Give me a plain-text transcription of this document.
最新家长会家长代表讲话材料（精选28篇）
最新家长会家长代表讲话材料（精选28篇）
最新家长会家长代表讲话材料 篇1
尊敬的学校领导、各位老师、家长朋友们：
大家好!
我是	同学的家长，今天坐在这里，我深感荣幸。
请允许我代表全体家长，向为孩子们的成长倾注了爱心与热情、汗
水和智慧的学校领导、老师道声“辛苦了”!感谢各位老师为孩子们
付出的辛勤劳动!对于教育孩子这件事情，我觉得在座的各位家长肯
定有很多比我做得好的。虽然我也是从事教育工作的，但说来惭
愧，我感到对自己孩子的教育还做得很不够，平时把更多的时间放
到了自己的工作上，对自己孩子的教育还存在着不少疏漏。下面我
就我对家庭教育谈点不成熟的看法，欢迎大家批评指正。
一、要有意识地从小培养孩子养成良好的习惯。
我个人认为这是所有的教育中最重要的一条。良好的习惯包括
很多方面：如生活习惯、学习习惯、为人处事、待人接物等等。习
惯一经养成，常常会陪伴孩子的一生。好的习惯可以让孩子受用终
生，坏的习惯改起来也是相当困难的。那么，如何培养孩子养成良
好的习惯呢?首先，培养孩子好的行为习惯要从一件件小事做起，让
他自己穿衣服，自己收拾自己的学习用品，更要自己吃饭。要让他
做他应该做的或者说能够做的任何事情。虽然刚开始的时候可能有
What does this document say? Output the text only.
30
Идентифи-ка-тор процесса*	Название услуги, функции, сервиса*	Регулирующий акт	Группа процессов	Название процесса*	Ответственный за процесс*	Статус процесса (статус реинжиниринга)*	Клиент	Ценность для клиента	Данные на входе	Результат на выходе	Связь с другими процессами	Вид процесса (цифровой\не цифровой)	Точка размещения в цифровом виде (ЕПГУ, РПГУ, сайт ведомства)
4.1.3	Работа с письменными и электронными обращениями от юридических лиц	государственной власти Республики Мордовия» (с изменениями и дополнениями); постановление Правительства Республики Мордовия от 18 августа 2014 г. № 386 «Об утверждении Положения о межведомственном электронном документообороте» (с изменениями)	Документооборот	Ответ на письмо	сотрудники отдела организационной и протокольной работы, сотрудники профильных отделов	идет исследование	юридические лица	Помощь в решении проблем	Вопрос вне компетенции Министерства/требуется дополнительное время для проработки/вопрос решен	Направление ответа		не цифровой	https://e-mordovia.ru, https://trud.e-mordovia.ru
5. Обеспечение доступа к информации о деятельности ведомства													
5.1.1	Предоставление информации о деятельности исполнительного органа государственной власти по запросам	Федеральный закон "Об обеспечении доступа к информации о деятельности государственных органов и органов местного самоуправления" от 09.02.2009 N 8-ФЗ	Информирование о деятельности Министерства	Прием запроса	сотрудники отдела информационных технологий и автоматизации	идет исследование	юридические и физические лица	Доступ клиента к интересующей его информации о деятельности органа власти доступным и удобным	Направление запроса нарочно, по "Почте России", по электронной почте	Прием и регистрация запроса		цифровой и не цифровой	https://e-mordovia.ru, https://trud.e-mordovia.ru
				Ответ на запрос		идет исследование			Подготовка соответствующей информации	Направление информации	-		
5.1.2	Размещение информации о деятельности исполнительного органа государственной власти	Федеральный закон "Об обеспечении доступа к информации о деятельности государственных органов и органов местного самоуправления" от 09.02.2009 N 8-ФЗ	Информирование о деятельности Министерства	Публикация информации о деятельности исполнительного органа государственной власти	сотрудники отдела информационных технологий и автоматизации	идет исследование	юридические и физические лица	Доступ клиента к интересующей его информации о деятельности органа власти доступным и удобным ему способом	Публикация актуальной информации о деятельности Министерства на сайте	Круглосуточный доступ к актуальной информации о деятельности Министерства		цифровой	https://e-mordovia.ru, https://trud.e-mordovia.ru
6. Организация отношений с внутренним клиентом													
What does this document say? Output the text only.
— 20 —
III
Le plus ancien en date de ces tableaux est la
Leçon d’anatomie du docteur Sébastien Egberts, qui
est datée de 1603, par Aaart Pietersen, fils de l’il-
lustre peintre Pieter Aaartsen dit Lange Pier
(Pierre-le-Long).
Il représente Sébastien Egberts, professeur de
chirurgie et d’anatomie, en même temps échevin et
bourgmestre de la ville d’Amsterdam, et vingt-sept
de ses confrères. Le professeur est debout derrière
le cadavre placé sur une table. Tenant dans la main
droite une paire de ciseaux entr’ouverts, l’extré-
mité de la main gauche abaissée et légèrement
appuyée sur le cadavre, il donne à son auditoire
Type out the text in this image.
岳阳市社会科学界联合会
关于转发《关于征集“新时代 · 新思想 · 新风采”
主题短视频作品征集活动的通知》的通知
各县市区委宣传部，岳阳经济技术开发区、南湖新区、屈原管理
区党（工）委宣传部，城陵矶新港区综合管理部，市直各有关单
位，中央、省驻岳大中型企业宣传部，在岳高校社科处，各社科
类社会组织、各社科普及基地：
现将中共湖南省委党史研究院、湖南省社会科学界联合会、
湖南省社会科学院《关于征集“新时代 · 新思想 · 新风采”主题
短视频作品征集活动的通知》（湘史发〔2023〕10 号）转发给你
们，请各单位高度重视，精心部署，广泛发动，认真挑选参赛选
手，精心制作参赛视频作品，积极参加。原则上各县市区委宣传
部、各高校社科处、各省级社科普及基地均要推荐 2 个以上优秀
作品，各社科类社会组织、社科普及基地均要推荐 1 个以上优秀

========================================================================

> [WHAT IS ASKED] Type out the full listing again, exactly as given.

> [WRITTEN REPLY]
Give me a plain-text transcription of this document.
最新家长会家长代表讲话材料（精选28篇）
最新家长会家长代表讲话材料（精选28篇）
最新家长会家长代表讲话材料 篇1
尊敬的学校领导、各位老师、家长朋友们：
大家好!
我是	同学的家长，今天坐在这里，我深感荣幸。
请允许我代表全体家长，向为孩子们的成长倾注了爱心与热情、汗
水和智慧的学校领导、老师道声“辛苦了”!感谢各位老师为孩子们
付出的辛勤劳动!对于教育孩子这件事情，我觉得在座的各位家长肯
定有很多比我做得好的。虽然我也是从事教育工作的，但说来惭
愧，我感到对自己孩子的教育还做得很不够，平时把更多的时间放
到了自己的工作上，对自己孩子的教育还存在着不少疏漏。下面我
就我对家庭教育谈点不成熟的看法，欢迎大家批评指正。
一、要有意识地从小培养孩子养成良好的习惯。
我个人认为这是所有的教育中最重要的一条。良好的习惯包括
很多方面：如生活习惯、学习习惯、为人处事、待人接物等等。习
惯一经养成，常常会陪伴孩子的一生。好的习惯可以让孩子受用终
生，坏的习惯改起来也是相当困难的。那么，如何培养孩子养成良
好的习惯呢?首先，培养孩子好的行为习惯要从一件件小事做起，让
他自己穿衣服，自己收拾自己的学习用品，更要自己吃饭。要让他
做他应该做的或者说能够做的任何事情。虽然刚开始的时候可能有
What does this document say? Output the text only.
30
Идентифи-ка-тор процесса*	Название услуги, функции, сервиса*	Регулирующий акт	Группа процессов	Название процесса*	Ответственный за процесс*	Статус процесса (статус реинжиниринга)*	Клиент	Ценность для клиента	Данные на входе	Результат на выходе	Связь с другими процессами	Вид процесса (цифровой\не цифровой)	Точка размещения в цифровом виде (ЕПГУ, РПГУ, сайт ведомства)
4.1.3	Работа с письменными и электронными обращениями от юридических лиц	государственной власти Республики Мордовия» (с изменениями и дополнениями); постановление Правительства Республики Мордовия от 18 августа 2014 г. № 386 «Об утверждении Положения о межведомственном электронном документообороте» (с изменениями)	Документооборот	Ответ на письмо	сотрудники отдела организационной и протокольной работы, сотрудники профильных отделов	идет исследование	юридические лица	Помощь в решении проблем	Вопрос вне компетенции Министерства/требуется дополнительное время для проработки/вопрос решен	Направление ответа		не цифровой	https://e-mordovia.ru, https://trud.e-mordovia.ru
5. Обеспечение доступа к информации о деятельности ведомства													
5.1.1	Предоставление информации о деятельности исполнительного органа государственной власти по запросам	Федеральный закон "Об обеспечении доступа к информации о деятельности государственных органов и органов местного самоуправления" от 09.02.2009 N 8-ФЗ	Информирование о деятельности Министерства	Прием запроса	сотрудники отдела информационных технологий и автоматизации	идет исследование	юридические и физические лица	Доступ клиента к интересующей его информации о деятельности органа власти доступным и удобным	Направление запроса нарочно, по "Почте России", по электронной почте	Прием и регистрация запроса		цифровой и не цифровой	https://e-mordovia.ru, https://trud.e-mordovia.ru
				Ответ на запрос		идет исследование			Подготовка соответствующей информации	Направление информации	-		
5.1.2	Размещение информации о деятельности исполнительного органа государственной власти	Федеральный закон "Об обеспечении доступа к информации о деятельности государственных органов и органов местного самоуправления" от 09.02.2009 N 8-ФЗ	Информирование о деятельности Министерства	Публикация информации о деятельности исполнительного органа государственной власти	сотрудники отдела информационных технологий и автоматизации	идет исследование	юридические и физические лица	Доступ клиента к интересующей его информации о деятельности органа власти доступным и удобным ему способом	Публикация актуальной информации о деятельности Министерства на сайте	Круглосуточный доступ к актуальной информации о деятельности Министерства		цифровой	https://e-mordovia.ru, https://trud.e-mordovia.ru
6. Организация отношений с внутренним клиентом													
What does this document say? Output the text only.
— 20 —
III
Le plus ancien en date de ces tableaux est la
Leçon d’anatomie du docteur Sébastien Egberts, qui
est datée de 1603, par Aaart Pietersen, fils de l’il-
lustre peintre Pieter Aaartsen dit Lange Pier
(Pierre-le-Long).
Il représente Sébastien Egberts, professeur de
chirurgie et d’anatomie, en même temps échevin et
bourgmestre de la ville d’Amsterdam, et vingt-sept
de ses confrères. Le professeur est debout derrière
le cadavre placé sur une table. Tenant dans la main
droite une paire de ciseaux entr’ouverts, l’extré-
mité de la main gauche abaissée et légèrement
appuyée sur le cadavre, il donne à son auditoire
Type out the text in this image.
岳阳市社会科学界联合会
关于转发《关于征集“新时代 · 新思想 · 新风采”
主题短视频作品征集活动的通知》的通知
各县市区委宣传部，岳阳经济技术开发区、南湖新区、屈原管理
区党（工）委宣传部，城陵矶新港区综合管理部，市直各有关单
位，中央、省驻岳大中型企业宣传部，在岳高校社科处，各社科
类社会组织、各社科普及基地：
现将中共湖南省委党史研究院、湖南省社会科学界联合会、
湖南省社会科学院《关于征集“新时代 · 新思想 · 新风采”主题
短视频作品征集活动的通知》（湘史发〔2023〕10 号）转发给你
们，请各单位高度重视，精心部署，广泛发动，认真挑选参赛选
手，精心制作参赛视频作品，积极参加。原则上各县市区委宣传
部、各高校社科处、各省级社科普及基地均要推荐 2 个以上优秀
作品，各社科类社会组织、社科普及基地均要推荐 1 个以上优秀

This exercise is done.